#### [Task brief]
Answer with a number only: how many lines of the data contain "напротив"?

[Records from a data source]
....
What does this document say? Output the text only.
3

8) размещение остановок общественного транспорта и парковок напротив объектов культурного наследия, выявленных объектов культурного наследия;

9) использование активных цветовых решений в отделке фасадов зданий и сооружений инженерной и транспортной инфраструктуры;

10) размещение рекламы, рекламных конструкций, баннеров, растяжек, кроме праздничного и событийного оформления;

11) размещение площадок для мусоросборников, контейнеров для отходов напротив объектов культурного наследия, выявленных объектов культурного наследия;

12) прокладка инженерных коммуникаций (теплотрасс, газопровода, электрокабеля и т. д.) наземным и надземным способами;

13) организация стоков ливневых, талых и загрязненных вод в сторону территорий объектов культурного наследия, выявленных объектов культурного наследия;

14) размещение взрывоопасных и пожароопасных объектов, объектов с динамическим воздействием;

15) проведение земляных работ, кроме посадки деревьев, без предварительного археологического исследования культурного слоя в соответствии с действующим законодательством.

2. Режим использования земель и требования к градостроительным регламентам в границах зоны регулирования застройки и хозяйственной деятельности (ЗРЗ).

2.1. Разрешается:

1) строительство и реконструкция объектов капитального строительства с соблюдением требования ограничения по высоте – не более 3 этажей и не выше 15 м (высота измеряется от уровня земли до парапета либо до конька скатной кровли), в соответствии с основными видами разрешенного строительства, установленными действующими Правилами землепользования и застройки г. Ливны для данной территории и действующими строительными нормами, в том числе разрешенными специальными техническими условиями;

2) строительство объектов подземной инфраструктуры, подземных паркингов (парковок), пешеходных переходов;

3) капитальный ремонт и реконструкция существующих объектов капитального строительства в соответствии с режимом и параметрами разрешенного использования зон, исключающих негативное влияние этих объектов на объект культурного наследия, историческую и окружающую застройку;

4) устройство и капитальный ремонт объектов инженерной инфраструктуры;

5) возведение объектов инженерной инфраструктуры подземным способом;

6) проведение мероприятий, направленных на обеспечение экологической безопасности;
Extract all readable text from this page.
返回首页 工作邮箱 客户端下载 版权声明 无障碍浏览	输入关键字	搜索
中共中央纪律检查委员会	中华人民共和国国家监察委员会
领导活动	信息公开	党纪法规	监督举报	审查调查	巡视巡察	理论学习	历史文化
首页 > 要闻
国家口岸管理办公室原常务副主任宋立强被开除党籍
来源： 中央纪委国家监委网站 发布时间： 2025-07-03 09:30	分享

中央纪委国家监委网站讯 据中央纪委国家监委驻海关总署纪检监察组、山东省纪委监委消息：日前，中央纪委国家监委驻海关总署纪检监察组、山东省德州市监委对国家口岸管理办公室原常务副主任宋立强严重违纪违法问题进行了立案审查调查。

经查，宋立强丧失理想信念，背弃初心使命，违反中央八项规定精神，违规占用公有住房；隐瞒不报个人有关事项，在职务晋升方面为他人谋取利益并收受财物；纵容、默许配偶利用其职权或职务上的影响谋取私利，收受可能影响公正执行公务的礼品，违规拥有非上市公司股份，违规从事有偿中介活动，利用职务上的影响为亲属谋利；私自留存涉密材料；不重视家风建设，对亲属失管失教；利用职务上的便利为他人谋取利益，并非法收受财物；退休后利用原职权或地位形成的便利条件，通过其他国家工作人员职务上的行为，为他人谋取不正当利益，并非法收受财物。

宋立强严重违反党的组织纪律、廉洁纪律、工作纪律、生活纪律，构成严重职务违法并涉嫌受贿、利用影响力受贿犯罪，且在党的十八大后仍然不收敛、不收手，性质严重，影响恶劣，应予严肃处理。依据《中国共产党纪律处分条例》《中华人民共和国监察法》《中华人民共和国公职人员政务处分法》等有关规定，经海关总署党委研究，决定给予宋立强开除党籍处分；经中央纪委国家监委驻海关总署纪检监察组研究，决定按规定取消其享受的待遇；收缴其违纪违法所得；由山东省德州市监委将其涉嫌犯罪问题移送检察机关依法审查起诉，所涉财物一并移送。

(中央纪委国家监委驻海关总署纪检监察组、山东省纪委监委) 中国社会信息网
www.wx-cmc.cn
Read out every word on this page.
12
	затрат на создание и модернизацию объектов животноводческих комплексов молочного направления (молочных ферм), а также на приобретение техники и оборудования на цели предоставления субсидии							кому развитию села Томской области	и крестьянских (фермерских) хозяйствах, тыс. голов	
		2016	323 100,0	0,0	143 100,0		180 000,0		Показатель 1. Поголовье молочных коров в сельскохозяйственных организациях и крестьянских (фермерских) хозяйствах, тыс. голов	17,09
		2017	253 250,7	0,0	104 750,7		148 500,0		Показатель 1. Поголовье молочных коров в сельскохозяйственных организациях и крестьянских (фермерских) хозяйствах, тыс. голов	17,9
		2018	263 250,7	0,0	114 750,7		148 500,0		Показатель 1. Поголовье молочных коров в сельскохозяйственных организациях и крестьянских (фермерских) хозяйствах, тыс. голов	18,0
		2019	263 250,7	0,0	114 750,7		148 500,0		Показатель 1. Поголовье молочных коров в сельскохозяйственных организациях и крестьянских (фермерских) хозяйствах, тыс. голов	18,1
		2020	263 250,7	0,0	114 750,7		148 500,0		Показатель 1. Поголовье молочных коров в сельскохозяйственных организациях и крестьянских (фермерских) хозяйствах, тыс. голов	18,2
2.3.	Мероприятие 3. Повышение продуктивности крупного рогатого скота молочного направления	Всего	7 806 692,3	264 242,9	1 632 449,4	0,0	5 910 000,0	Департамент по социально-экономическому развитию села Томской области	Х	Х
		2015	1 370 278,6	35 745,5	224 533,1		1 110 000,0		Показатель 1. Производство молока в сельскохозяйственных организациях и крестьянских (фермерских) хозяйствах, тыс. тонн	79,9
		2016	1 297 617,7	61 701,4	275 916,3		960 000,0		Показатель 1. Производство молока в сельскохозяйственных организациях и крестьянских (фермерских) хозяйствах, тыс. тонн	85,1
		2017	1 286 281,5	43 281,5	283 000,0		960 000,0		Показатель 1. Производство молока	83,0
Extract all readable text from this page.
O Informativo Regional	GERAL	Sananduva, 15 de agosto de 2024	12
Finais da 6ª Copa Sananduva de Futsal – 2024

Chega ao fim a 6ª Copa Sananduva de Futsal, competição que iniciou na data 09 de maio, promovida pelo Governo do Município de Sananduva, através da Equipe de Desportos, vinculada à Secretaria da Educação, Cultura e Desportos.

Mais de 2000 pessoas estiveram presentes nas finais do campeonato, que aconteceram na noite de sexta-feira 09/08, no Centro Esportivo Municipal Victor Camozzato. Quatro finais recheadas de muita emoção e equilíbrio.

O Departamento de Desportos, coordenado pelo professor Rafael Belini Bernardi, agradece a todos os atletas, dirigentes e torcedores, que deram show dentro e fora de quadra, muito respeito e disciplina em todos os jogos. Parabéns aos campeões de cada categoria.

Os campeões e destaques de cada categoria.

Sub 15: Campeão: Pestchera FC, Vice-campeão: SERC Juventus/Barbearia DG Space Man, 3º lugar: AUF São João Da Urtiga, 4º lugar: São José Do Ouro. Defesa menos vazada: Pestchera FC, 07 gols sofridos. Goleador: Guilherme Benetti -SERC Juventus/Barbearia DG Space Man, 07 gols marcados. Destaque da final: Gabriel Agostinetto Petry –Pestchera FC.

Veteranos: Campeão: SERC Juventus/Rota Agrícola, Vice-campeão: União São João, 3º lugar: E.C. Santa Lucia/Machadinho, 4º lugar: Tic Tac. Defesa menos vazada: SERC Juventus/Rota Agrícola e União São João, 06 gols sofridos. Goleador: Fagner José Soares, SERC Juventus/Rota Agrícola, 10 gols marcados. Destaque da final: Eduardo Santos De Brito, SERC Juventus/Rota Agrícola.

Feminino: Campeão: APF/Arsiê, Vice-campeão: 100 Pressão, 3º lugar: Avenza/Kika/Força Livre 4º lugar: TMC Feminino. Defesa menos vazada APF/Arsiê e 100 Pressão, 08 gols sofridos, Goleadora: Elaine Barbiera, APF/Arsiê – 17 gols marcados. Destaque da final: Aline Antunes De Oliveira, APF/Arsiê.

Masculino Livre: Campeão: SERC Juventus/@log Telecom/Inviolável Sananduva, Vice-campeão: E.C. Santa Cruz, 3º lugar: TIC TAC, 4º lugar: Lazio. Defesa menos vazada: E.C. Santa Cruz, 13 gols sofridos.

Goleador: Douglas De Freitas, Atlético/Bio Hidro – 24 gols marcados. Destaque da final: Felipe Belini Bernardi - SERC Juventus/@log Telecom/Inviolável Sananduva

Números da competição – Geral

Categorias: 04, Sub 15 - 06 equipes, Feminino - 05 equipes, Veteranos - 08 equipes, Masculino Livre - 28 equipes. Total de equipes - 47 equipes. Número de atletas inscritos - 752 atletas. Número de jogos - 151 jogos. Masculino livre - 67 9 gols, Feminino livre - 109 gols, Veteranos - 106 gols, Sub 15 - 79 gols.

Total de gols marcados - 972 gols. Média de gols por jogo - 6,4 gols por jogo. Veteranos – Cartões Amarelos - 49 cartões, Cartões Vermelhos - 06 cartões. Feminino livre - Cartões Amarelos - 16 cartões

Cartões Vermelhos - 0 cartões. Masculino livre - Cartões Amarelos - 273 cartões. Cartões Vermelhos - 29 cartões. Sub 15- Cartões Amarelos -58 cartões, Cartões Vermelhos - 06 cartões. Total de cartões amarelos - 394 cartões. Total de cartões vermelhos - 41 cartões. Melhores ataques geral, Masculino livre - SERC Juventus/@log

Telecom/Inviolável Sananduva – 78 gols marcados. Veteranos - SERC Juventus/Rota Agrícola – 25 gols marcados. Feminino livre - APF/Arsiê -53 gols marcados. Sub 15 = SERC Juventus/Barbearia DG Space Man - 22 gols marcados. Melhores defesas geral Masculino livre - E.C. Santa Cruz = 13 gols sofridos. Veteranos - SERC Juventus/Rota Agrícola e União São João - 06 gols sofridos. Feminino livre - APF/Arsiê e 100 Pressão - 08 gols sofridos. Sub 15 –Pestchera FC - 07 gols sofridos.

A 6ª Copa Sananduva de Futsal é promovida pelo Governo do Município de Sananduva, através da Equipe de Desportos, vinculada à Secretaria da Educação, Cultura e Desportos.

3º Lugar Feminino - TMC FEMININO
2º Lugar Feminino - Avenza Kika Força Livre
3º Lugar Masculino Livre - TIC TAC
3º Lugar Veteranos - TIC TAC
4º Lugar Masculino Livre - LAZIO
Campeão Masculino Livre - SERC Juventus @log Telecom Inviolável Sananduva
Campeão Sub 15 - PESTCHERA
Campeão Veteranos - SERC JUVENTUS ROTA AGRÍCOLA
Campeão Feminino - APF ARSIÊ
....
#### [Solution]
2